══ Records for this task
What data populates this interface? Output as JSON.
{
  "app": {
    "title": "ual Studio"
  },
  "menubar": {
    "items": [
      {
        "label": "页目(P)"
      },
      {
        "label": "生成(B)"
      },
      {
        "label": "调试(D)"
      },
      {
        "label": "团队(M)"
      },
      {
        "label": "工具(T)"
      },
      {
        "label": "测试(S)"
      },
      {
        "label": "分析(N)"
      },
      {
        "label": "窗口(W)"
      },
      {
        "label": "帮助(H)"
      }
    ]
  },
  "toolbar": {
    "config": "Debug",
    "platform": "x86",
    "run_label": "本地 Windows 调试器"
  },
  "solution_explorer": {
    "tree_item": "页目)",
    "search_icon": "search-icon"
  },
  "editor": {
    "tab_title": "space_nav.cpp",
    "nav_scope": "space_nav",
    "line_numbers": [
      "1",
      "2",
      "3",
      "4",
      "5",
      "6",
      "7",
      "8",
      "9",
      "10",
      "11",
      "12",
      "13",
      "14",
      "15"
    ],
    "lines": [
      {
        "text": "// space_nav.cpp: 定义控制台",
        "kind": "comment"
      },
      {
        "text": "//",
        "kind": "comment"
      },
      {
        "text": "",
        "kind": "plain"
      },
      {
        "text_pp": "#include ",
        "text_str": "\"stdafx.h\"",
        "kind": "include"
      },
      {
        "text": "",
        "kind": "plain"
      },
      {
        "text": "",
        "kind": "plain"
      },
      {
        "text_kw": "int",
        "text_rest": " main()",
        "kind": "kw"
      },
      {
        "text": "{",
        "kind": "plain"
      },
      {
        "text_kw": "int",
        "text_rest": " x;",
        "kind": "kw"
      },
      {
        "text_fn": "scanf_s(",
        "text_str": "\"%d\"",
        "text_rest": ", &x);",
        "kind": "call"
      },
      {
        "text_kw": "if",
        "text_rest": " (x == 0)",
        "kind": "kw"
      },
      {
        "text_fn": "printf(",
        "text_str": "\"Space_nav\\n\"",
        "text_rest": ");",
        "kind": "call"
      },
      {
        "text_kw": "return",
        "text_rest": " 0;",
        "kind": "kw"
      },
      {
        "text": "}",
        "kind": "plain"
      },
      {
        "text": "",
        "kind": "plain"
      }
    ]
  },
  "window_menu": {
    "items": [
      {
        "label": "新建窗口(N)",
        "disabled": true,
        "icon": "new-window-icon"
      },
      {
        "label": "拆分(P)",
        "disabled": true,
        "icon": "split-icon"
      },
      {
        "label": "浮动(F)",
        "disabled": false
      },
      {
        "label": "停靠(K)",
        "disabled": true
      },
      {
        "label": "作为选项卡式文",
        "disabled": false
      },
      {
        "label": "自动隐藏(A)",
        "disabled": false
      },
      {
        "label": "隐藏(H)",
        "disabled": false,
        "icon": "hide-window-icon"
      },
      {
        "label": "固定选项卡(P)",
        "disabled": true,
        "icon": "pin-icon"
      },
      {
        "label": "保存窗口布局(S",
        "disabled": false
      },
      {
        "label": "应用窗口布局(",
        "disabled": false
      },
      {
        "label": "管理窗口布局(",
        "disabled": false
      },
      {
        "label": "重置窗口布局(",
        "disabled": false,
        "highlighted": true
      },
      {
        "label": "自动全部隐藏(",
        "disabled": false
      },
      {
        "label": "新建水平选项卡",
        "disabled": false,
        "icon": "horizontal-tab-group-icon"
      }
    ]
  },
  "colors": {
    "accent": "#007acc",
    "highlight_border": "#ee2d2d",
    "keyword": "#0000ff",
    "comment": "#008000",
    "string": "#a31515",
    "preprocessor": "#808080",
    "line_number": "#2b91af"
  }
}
════
Exercise directions: Copy every line exactly. Leave nothing out.

Reply to the task:
What data populates this interface? Output as JSON.
{
  "app": {
    "title": "ual Studio"
  },
  "menubar": {
    "items": [
      {
        "label": "页目(P)"
      },
      {
        "label": "生成(B)"
      },
      {
        "label": "调试(D)"
      },
      {
        "label": "团队(M)"
      },
      {
        "label": "工具(T)"
      },
      {
        "label": "测试(S)"
      },
      {
        "label": "分析(N)"
      },
      {
        "label": "窗口(W)"
      },
      {
        "label": "帮助(H)"
      }
    ]
  },
  "toolbar": {
    "config": "Debug",
    "platform": "x86",
    "run_label": "本地 Windows 调试器"
  },
  "solution_explorer": {
    "tree_item": "页目)",
    "search_icon": "search-icon"
  },
  "editor": {
    "tab_title": "space_nav.cpp",
    "nav_scope": "space_nav",
    "line_numbers": [
      "1",
      "2",
      "3",
      "4",
      "5",
      "6",
      "7",
      "8",
      "9",
      "10",
      "11",
      "12",
      "13",
      "14",
      "15"
    ],
    "lines": [
      {
        "text": "// space_nav.cpp: 定义控制台",
        "kind": "comment"
      },
      {
        "text": "//",
        "kind": "comment"
      },
      {
        "text": "",
        "kind": "plain"
      },
      {
        "text_pp": "#include ",
        "text_str": "\"stdafx.h\"",
        "kind": "include"
      },
      {
        "text": "",
        "kind": "plain"
      },
      {
        "text": "",
        "kind": "plain"
      },
      {
        "text_kw": "int",
        "text_rest": " main()",
        "kind": "kw"
      },
      {
        "text": "{",
        "kind": "plain"
      },
      {
        "text_kw": "int",
        "text_rest": " x;",
        "kind": "kw"
      },
      {
        "text_fn": "scanf_s(",
        "text_str": "\"%d\"",
        "text_rest": ", &x);",
        "kind": "call"
      },
      {
        "text_kw": "if",
        "text_rest": " (x == 0)",
        "kind": "kw"
      },
      {
        "text_fn": "printf(",
        "text_str": "\"Space_nav\\n\"",
        "text_rest": ");",
        "kind": "call"
      },
      {
        "text_kw": "return",
        "text_rest": " 0;",
        "kind": "kw"
      },
      {
        "text": "}",
        "kind": "plain"
      },
      {
        "text": "",
        "kind": "plain"
      }
    ]
  },
  "window_menu": {
    "items": [
      {
        "label": "新建窗口(N)",
        "disabled": true,
        "icon": "new-window-icon"
      },
      {
        "label": "拆分(P)",
        "disabled": true,
        "icon": "split-icon"
      },
      {
        "label": "浮动(F)",
        "disabled": false
      },
      {
        "label": "停靠(K)",
        "disabled": true
      },
      {
        "label": "作为选项卡式文",
        "disabled": false
      },
      {
        "label": "自动隐藏(A)",
        "disabled": false
      },
      {
        "label": "隐藏(H)",
        "disabled": false,
        "icon": "hide-window-icon"
      },
      {
        "label": "固定选项卡(P)",
        "disabled": true,
        "icon": "pin-icon"
      },
      {
        "label": "保存窗口布局(S",
        "disabled": false
      },
      {
        "label": "应用窗口布局(",
        "disabled": false
      },
      {
        "label": "管理窗口布局(",
        "disabled": false
      },
      {
        "label": "重置窗口布局(",
        "disabled": false,
        "highlighted": true
      },
      {
        "label": "自动全部隐藏(",
        "disabled": false
      },
      {
        "label": "新建水平选项卡",
        "disabled": false,
        "icon": "horizontal-tab-group-icon"
      }
    ]
  },
  "colors": {
    "accent": "#007acc",
    "highlight_border": "#ee2d2d",
    "keyword": "#0000ff",
    "comment": "#008000",
    "string": "#a31515",
    "preprocessor": "#808080",
    "line_number": "#2b91af"
  }
}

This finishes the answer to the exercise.